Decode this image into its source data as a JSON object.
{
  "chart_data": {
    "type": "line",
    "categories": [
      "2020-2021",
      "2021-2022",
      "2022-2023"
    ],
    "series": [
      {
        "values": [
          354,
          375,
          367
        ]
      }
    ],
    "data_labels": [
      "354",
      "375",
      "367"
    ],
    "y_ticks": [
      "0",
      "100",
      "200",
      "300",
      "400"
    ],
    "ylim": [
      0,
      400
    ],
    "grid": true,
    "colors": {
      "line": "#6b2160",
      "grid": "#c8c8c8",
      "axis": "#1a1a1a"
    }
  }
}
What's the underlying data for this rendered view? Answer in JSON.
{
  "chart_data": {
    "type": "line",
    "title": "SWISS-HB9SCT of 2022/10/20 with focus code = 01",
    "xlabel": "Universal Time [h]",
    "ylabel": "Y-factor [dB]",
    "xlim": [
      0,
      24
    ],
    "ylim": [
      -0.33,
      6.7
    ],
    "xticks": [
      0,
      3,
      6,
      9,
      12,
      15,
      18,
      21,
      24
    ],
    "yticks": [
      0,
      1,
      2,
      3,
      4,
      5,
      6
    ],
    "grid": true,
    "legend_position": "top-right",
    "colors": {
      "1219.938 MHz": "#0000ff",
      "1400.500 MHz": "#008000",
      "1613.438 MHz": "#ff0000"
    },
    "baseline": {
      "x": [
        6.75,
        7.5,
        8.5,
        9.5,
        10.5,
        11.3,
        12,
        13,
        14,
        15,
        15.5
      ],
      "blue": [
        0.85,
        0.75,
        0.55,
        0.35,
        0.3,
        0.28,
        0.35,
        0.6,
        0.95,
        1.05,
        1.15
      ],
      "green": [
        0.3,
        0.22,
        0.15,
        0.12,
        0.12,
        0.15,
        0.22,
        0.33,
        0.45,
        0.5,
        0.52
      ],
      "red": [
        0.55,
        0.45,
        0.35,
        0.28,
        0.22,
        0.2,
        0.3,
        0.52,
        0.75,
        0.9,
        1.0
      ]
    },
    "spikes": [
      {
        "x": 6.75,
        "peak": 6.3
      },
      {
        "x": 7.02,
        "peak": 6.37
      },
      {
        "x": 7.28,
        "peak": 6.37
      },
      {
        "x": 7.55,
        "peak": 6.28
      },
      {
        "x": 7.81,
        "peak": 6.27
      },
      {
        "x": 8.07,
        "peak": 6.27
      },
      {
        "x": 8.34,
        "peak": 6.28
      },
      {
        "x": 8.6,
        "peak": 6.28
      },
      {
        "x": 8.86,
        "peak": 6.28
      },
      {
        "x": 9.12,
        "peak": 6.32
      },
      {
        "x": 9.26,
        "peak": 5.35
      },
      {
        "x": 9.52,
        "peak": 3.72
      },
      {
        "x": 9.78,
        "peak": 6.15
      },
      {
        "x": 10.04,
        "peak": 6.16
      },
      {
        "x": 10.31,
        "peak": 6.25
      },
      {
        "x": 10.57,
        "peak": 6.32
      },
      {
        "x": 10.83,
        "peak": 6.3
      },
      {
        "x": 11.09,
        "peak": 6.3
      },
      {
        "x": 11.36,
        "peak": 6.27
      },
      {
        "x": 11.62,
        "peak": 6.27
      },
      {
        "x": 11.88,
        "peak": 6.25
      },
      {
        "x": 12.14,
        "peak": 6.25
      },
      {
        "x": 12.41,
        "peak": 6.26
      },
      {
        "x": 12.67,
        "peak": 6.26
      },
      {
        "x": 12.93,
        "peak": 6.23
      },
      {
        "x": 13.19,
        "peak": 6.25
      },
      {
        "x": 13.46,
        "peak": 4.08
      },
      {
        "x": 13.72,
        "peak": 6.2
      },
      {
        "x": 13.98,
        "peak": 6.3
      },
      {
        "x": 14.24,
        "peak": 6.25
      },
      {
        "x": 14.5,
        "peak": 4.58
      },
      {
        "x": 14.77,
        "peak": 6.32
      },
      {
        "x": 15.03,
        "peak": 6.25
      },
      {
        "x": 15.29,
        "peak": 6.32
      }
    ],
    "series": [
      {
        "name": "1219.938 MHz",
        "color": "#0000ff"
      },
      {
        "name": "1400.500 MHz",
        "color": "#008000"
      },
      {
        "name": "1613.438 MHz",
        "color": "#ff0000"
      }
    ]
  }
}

# STATED GOAL
Word for word, write out all of the data above.

# RESPONSE TO THE TASK
Decode this image into its source data as a JSON object.
{
  "chart_data": {
    "type": "line",
    "categories": [
      "2020-2021",
      "2021-2022",
      "2022-2023"
    ],
    "series": [
      {
        "values": [
          354,
          375,
          367
        ]
      }
    ],
    "data_labels": [
      "354",
      "375",
      "367"
    ],
    "y_ticks": [
      "0",
      "100",
      "200",
      "300",
      "400"
    ],
    "ylim": [
      0,
      400
    ],
    "grid": true,
    "colors": {
      "line": "#6b2160",
      "grid": "#c8c8c8",
      "axis": "#1a1a1a"
    }
  }
}
What's the underlying data for this rendered view? Answer in JSON.
{
  "chart_data": {
    "type": "line",
    "title": "SWISS-HB9SCT of 2022/10/20 with focus code = 01",
    "xlabel": "Universal Time [h]",
    "ylabel": "Y-factor [dB]",
    "xlim": [
      0,
      24
    ],
    "ylim": [
      -0.33,
      6.7
    ],
    "xticks": [
      0,
      3,
      6,
      9,
      12,
      15,
      18,
      21,
      24
    ],
    "yticks": [
      0,
      1,
      2,
      3,
      4,
      5,
      6
    ],
    "grid": true,
    "legend_position": "top-right",
    "colors": {
      "1219.938 MHz": "#0000ff",
      "1400.500 MHz": "#008000",
      "1613.438 MHz": "#ff0000"
    },
    "baseline": {
      "x": [
        6.75,
        7.5,
        8.5,
        9.5,
        10.5,
        11.3,
        12,
        13,
        14,
        15,
        15.5
      ],
      "blue": [
        0.85,
        0.75,
        0.55,
        0.35,
        0.3,
        0.28,
        0.35,
        0.6,
        0.95,
        1.05,
        1.15
      ],
      "green": [
        0.3,
        0.22,
        0.15,
        0.12,
        0.12,
        0.15,
        0.22,
        0.33,
        0.45,
        0.5,
        0.52
      ],
      "red": [
        0.55,
        0.45,
        0.35,
        0.28,
        0.22,
        0.2,
        0.3,
        0.52,
        0.75,
        0.9,
        1.0
      ]
    },
    "spikes": [
      {
        "x": 6.75,
        "peak": 6.3
      },
      {
        "x": 7.02,
        "peak": 6.37
      },
      {
        "x": 7.28,
        "peak": 6.37
      },
      {
        "x": 7.55,
        "peak": 6.28
      },
      {
        "x": 7.81,
        "peak": 6.27
      },
      {
        "x": 8.07,
        "peak": 6.27
      },
      {
        "x": 8.34,
        "peak": 6.28
      },
      {
        "x": 8.6,
        "peak": 6.28
      },
      {
        "x": 8.86,
        "peak": 6.28
      },
      {
        "x": 9.12,
        "peak": 6.32
      },
      {
        "x": 9.26,
        "peak": 5.35
      },
      {
        "x": 9.52,
        "peak": 3.72
      },
      {
        "x": 9.78,
        "peak": 6.15
      },
      {
        "x": 10.04,
        "peak": 6.16
      },
      {
        "x": 10.31,
        "peak": 6.25
      },
      {
        "x": 10.57,
        "peak": 6.32
      },
      {
        "x": 10.83,
        "peak": 6.3
      },
      {
        "x": 11.09,
        "peak": 6.3
      },
      {
        "x": 11.36,
        "peak": 6.27
      },
      {
        "x": 11.62,
        "peak": 6.27
      },
      {
        "x": 11.88,
        "peak": 6.25
      },
      {
        "x": 12.14,
        "peak": 6.25
      },
      {
        "x": 12.41,
        "peak": 6.26
      },
      {
        "x": 12.67,
        "peak": 6.26
      },
      {
        "x": 12.93,
        "peak": 6.23
      },
      {
        "x": 13.19,
        "peak": 6.25
      },
      {
        "x": 13.46,
        "peak": 4.08
      },
      {
        "x": 13.72,
        "peak": 6.2
      },
      {
        "x": 13.98,
        "peak": 6.3
      },
      {
        "x": 14.24,
        "peak": 6.25
      },
      {
        "x": 14.5,
        "peak": 4.58
      },
      {
        "x": 14.77,
        "peak": 6.32
      },
      {
        "x": 15.03,
        "peak": 6.25
      },
      {
        "x": 15.29,
        "peak": 6.32
      }
    ],
    "series": [
      {
        "name": "1219.938 MHz",
        "color": "#0000ff"
      },
      {
        "name": "1400.500 MHz",
        "color": "#008000"
      },
      {
        "name": "1613.438 MHz",
        "color": "#ff0000"
      }
    ]
  }
}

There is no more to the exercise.